**Entries**
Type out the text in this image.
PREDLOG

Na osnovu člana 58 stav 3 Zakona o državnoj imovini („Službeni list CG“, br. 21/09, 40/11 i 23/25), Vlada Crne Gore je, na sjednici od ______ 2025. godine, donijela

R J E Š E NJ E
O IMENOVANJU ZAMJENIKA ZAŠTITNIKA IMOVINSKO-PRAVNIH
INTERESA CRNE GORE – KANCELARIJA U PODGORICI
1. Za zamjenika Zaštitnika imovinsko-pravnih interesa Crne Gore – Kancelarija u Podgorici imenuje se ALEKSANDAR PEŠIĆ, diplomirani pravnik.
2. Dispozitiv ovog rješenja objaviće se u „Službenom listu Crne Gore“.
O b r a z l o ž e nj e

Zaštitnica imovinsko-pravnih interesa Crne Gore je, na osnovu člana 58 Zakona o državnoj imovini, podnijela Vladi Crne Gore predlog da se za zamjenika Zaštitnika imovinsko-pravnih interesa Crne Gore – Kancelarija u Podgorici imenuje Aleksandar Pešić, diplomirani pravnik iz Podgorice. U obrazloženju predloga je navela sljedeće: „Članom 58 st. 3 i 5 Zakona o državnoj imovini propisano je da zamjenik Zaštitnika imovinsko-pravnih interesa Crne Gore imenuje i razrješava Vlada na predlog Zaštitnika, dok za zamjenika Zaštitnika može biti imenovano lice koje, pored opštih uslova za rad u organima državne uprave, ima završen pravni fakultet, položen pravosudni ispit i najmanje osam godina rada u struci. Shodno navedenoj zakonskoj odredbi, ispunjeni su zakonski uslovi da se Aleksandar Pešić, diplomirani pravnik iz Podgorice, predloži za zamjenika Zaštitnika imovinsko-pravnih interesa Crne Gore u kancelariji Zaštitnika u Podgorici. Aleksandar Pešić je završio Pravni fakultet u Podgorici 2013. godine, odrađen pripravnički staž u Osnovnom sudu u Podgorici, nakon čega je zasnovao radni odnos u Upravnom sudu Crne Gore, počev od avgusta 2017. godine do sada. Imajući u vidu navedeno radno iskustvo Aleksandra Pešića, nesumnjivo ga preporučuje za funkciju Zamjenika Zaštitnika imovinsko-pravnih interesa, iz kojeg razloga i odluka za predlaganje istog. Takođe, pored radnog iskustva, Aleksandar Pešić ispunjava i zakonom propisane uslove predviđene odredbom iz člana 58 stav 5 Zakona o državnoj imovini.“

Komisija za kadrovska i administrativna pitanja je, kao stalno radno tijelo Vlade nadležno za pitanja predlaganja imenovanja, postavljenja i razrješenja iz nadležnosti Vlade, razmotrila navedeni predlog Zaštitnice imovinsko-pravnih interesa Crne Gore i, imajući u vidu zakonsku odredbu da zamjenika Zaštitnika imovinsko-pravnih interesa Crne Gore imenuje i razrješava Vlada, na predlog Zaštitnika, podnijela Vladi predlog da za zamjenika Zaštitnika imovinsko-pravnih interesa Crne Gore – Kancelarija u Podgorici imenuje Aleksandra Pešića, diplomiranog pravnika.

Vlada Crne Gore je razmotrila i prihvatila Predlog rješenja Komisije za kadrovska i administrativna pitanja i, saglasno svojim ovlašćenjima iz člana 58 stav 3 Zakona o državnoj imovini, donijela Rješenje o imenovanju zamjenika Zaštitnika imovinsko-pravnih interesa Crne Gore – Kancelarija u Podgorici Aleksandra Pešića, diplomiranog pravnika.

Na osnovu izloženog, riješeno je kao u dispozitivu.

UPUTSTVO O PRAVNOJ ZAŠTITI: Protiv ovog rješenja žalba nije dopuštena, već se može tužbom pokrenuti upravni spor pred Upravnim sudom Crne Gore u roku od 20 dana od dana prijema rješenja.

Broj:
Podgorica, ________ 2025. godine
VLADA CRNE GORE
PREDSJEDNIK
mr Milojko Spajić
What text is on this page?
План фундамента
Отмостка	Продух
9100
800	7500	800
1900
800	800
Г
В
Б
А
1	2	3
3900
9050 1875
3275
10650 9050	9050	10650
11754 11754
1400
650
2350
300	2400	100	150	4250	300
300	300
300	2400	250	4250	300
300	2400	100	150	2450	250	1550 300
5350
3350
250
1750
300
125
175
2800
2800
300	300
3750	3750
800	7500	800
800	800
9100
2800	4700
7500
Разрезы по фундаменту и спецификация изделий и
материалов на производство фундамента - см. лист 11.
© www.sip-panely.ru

**Objective**
Leave out every line before the one containing "What text is on this page?"; set down that line and all remaining lines of the material exactly.

**Task result**
What text is on this page?
План фундамента
Отмостка	Продух
9100
800	7500	800
1900
800	800
Г
В
Б
А
1	2	3
3900
9050 1875
3275
10650 9050	9050	10650
11754 11754
1400
650
2350
300	2400	100	150	4250	300
300	300
300	2400	250	4250	300
300	2400	100	150	2450	250	1550 300
5350
3350
250
1750
300
125
175
2800
2800
300	300
3750	3750
800	7500	800
800	800
9100
2800	4700
7500
Разрезы по фундаменту и спецификация изделий и
материалов на производство фундамента - см. лист 11.
© www.sip-panely.ru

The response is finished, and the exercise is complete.